Consigne écrite A:
Recopiez fidèlement le passage du texte sur la scénographie en commençant par « Item scenographia est » et en poursuivant jusqu'à « livre I, 2, 8)) ».

Texte extrait:
++++++++

Analogies – Scenographia

 

Ci-dessus : Joseph Nicolas Robert-Fleury, Galilée devant le Saint-Office au Vatican, 1847.

Alors que je recherchais d’autres images, je suis tombée par hasard sur ce tableau de Joseph Nicolas Robert-Fleury (1797-1890). Je ne connaissais ni le peintre ni le tableau. Quelque chose dans ce tableau m’inspirait cependant un bizarre sentiment de déjà vu.

 

Le déjà vu, je l’ai su tout de suite, était celui d’un tableau qui m’a frappée dès l’enfance. Il s’agit de l’Allégorie sacrée de Bellini (né entre 1425 et 1433 ; † 1516), tableau jadis intitulé Les Ames du Purgatoire. Je n’ai longtemps connu ce tableau que sous forme de reproduction. Je l’ai vu plus tard aux Offices : haut de 73 cm, large de 119 cm, il m’a semblé tout petit ! Bien plus plus petit, en tout cas, que dans mon imagination.

Projetée à une autre échelle (hauteur : 1,960 m ; largeur : 3.080 m), la scénographie du tableau de Joseph Nicolas Robert-Fleury se trouve reprise mutatis mutandis du tableau de Bellini ! On reconnaît, outre la géométrie du pavement, l’ensemble du dispositif perspectif conçu au Quattrocento d’après la leçon de Vitruve :

Item scenographia est frontis et laterum abscedentium adumbratio, ad circinique centrum omnium linearum responsus. ((Vitruve, De architectura, livre I, 2, 8))
Traduction Auguste Choisy : « De même, la Perspective est l’esquisse de la façade et des côtés fuyants, et la convergence de toutes les lignes vers une pointe de compas. »
Traduction Ch.L. Maufras : « La scénographie est l’esquisse de la façade avec les côtés en perspective, toutes les lignes allant aboutir à un centre commun. »

++++++++

Entrées contenues dans un jeu de données:
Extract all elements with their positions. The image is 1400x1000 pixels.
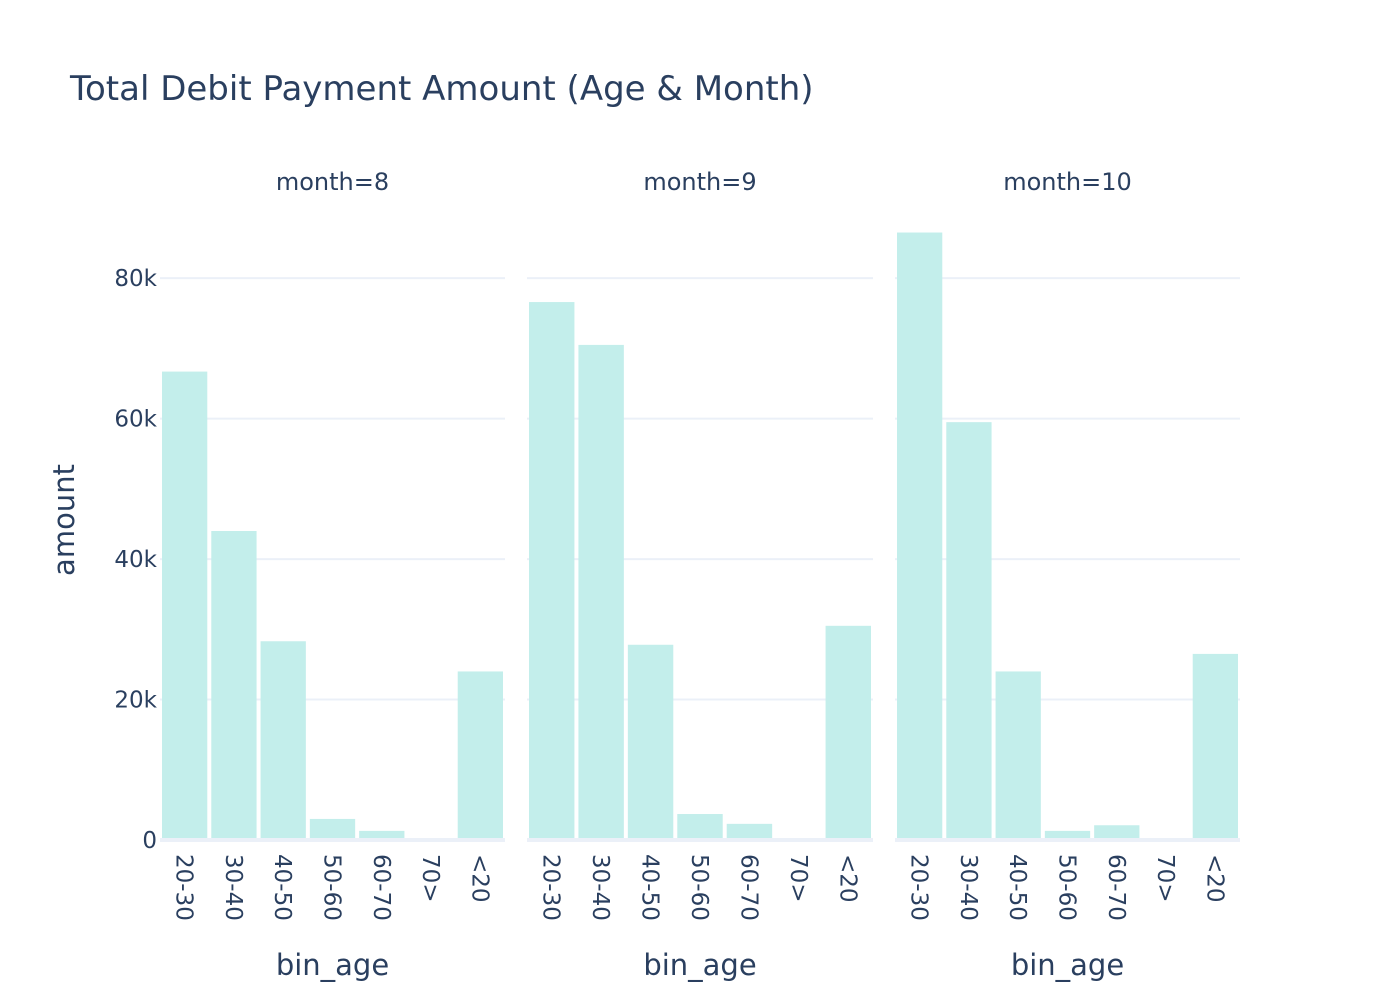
bar: [162, 371, 208, 840]
x-tick-label: 50-60: [686, 854, 712, 921]
x-tick-label: <20: [1201, 854, 1227, 903]
facet-title: month=9: [643, 168, 756, 196]
x-tick-label: 30-40: [220, 854, 246, 921]
bar: [457, 671, 503, 840]
bar: [309, 818, 356, 840]
y-tick-label: 40k: [114, 547, 157, 573]
x-tick-label: 60-70: [368, 854, 394, 921]
x-tick-label: <20: [466, 854, 492, 903]
x-tick-label: 40-50: [637, 854, 663, 921]
y-axis-title: amount: [47, 464, 81, 576]
x-tick-label: 20-30: [171, 854, 197, 921]
bar: [211, 531, 257, 840]
bar: [825, 625, 871, 840]
x-tick-label: 40-50: [1004, 854, 1030, 921]
x-axis-title: bin_age: [276, 948, 389, 982]
bar: [260, 641, 306, 840]
x-tick-label: 30-40: [955, 854, 981, 921]
bar: [578, 344, 624, 840]
x-tick-label: 50-60: [319, 854, 345, 921]
x-tick-label: 20-30: [538, 854, 564, 921]
x-axis-title: bin_age: [643, 948, 756, 982]
facet-title: month=8: [276, 168, 389, 196]
bar: [1094, 825, 1140, 840]
x-tick-label: 50-60: [1054, 854, 1080, 921]
facet-panel: 20-30 30-40 40-50 50-60 60-70 70> <20 month=8 bi…: [160, 168, 505, 982]
bar: [946, 422, 992, 840]
x-tick-label: 70>: [1152, 854, 1178, 903]
facet-title: month=10: [1003, 168, 1132, 196]
bar: [677, 814, 723, 840]
x-tick-label: 70>: [417, 854, 443, 903]
facet-panel: 20-30 30-40 40-50 50-60 60-70 70> <20 month=10 b…: [895, 168, 1240, 982]
x-tick-label: 60-70: [735, 854, 761, 921]
bar: [627, 644, 674, 840]
facet-panels: 20-30 30-40 40-50 50-60 60-70 70> <20 month=8 bi…: [160, 168, 1240, 982]
y-tick-label: 0: [142, 828, 157, 854]
chart-title: Total Debit Payment Amount (Age & Month): [69, 69, 814, 109]
y-tick-label: 20k: [114, 688, 157, 714]
x-tick-label: 20-30: [906, 854, 932, 921]
bar: [359, 830, 405, 840]
x-tick-label: 60-70: [1103, 854, 1129, 921]
x-tick-label: 40-50: [269, 854, 295, 921]
bar: [529, 302, 575, 840]
x-tick-label: <20: [834, 854, 860, 903]
facet-panel: 20-30 30-40 40-50 50-60 60-70 70> <20 month=9 bi…: [527, 168, 873, 982]
y-tick-label: 60k: [114, 407, 157, 433]
x-tick-label: 30-40: [587, 854, 613, 921]
x-axis-title: bin_age: [1011, 948, 1124, 982]
bar: [995, 671, 1041, 840]
bar: [1044, 830, 1091, 840]
bar: [726, 823, 773, 840]
gridlines: [160, 277, 1240, 701]
bar: [897, 232, 943, 841]
x-tick-label: 70>: [785, 854, 811, 903]
bar: [1192, 653, 1238, 840]
y-tick-label: 80k: [114, 266, 157, 292]
y-axis: 0 20k 40k 60k 80k: [114, 266, 157, 854]
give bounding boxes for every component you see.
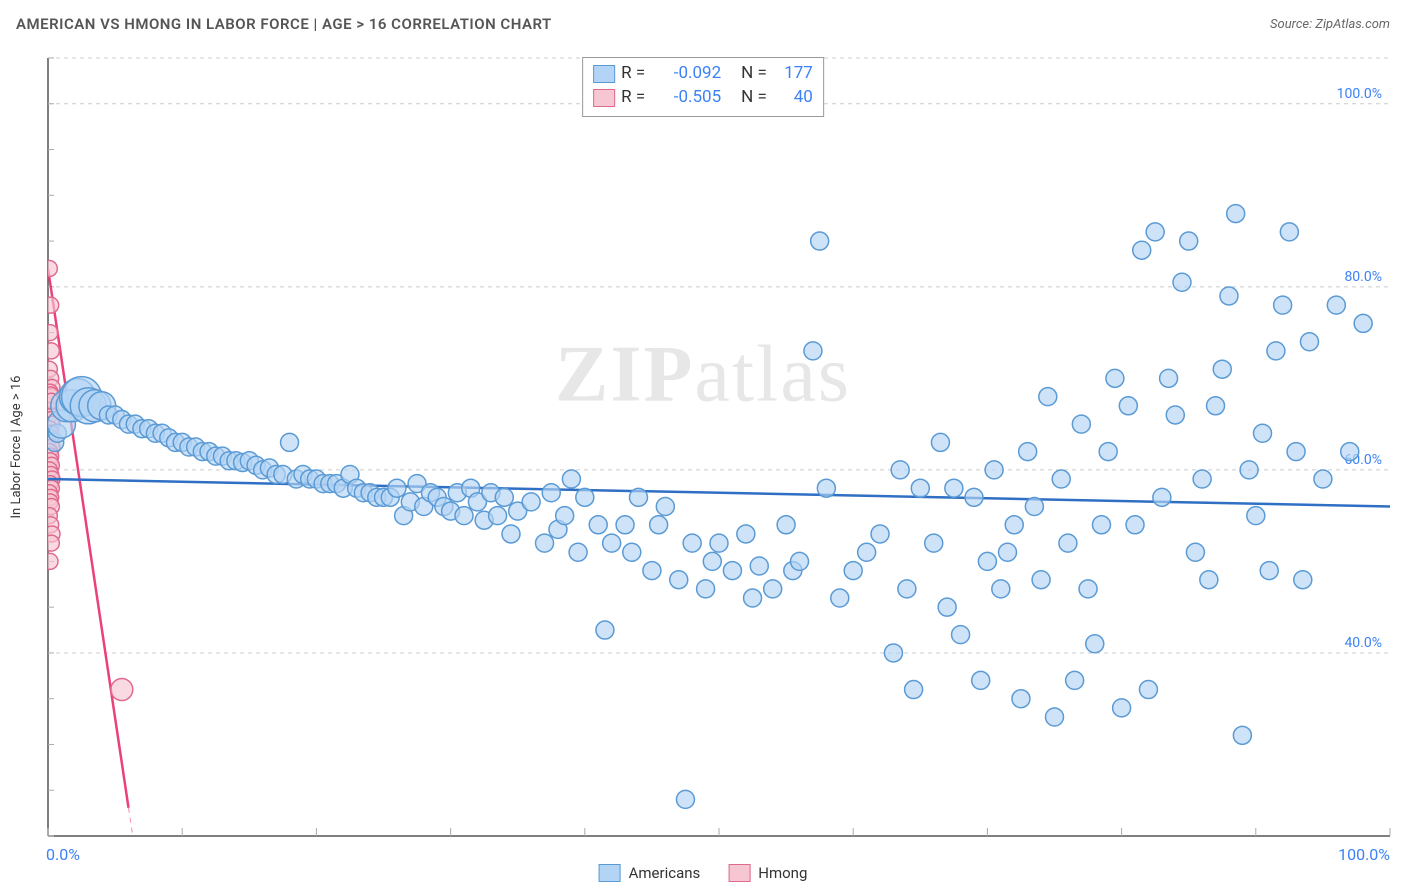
chart-title: AMERICAN VS HMONG IN LABOR FORCE | AGE >…: [16, 15, 552, 33]
n-label: N =: [741, 86, 767, 110]
svg-text:In Labor Force | Age > 16: In Labor Force | Age > 16: [9, 376, 24, 519]
correlation-scatter-chart: 40.0%60.0%80.0%100.0%0.0%100.0%In Labor …: [0, 48, 1406, 892]
r-label: R =: [621, 62, 645, 86]
r-value: -0.505: [651, 86, 721, 110]
r-label: R =: [621, 86, 645, 110]
legend-swatch: [728, 864, 750, 882]
legend-swatch: [599, 864, 621, 882]
r-value: -0.092: [651, 62, 721, 86]
legend-label: Americans: [629, 864, 701, 882]
chart-source: Source: ZipAtlas.com: [1270, 17, 1390, 32]
correlation-row: R =-0.092 N =177: [593, 62, 813, 86]
svg-text:40.0%: 40.0%: [1344, 635, 1382, 651]
n-label: N =: [741, 62, 767, 86]
n-value: 40: [773, 86, 813, 110]
series-swatch: [593, 89, 615, 107]
svg-text:100.0%: 100.0%: [1337, 86, 1382, 102]
chart-header: AMERICAN VS HMONG IN LABOR FORCE | AGE >…: [0, 0, 1406, 48]
legend-item: Americans: [599, 864, 701, 882]
svg-text:80.0%: 80.0%: [1344, 269, 1382, 285]
correlation-stats-box: R =-0.092 N =177 R =-0.505 N =40: [582, 57, 824, 117]
legend-label: Hmong: [758, 864, 807, 882]
n-value: 177: [773, 62, 813, 86]
svg-text:100.0%: 100.0%: [1338, 845, 1390, 864]
series-swatch: [593, 65, 615, 83]
legend-item: Hmong: [728, 864, 807, 882]
svg-text:0.0%: 0.0%: [46, 845, 80, 864]
series-legend: Americans Hmong: [599, 864, 808, 882]
correlation-row: R =-0.505 N =40: [593, 86, 813, 110]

++++++++

Consigne écrite B:
Reportez dans un tableau Markdown à deux colonnes, « Rang » et « Contenu », les lignes des entrées en commençant par la ligne contenant « bar: [162, 371, 208, 840] » et en poursuivant jusqu'à la ligne contenant « x-tick-label: 50-60: [319, 854, 345, 921] », toutes deux incluses. Omettez les lignes vides.

Réponse correcte A:
Item scenographia est frontis et laterum abscedentium adumbratio, ad circinique centrum omnium linearum responsus. ((Vitruve, De architectura, livre I, 2, 8))

Réponse correcte B:
| Rang | Contenu |
|---|---|
| 1 | bar: [162, 371, 208, 840] |
| 2 | x-tick-label: 50-60: [686, 854, 712, 921] |
| 3 | x-tick-label: <20: [1201, 854, 1227, 903] |
| 4 | facet-title: month=9: [643, 168, 756, 196] |
| 5 | x-tick-label: 30-40: [220, 854, 246, 921] |
| 6 | bar: [457, 671, 503, 840] |
| 7 | bar: [309, 818, 356, 840] |
| 8 | y-tick-label: 40k: [114, 547, 157, 573] |
| 9 | x-tick-label: 60-70: [368, 854, 394, 921] |
| 10 | x-tick-label: <20: [466, 854, 492, 903] |
| 11 | x-tick-label: 40-50: [637, 854, 663, 921] |
| 12 | y-axis-title: amount: [47, 464, 81, 576] |
| 13 | x-tick-label: 20-30: [171, 854, 197, 921] |
| 14 | bar: [211, 531, 257, 840] |
| 15 | bar: [825, 625, 871, 840] |
| 16 | x-tick-label: 40-50: [1004, 854, 1030, 921] |
| 17 | x-axis-title: bin_age: [276, 948, 389, 982] |
| 18 | bar: [260, 641, 306, 840] |
| 19 | x-tick-label: 30-40: [955, 854, 981, 921] |
| 20 | bar: [578, 344, 624, 840] |
| 21 | x-tick-label: 50-60: [319, 854, 345, 921] |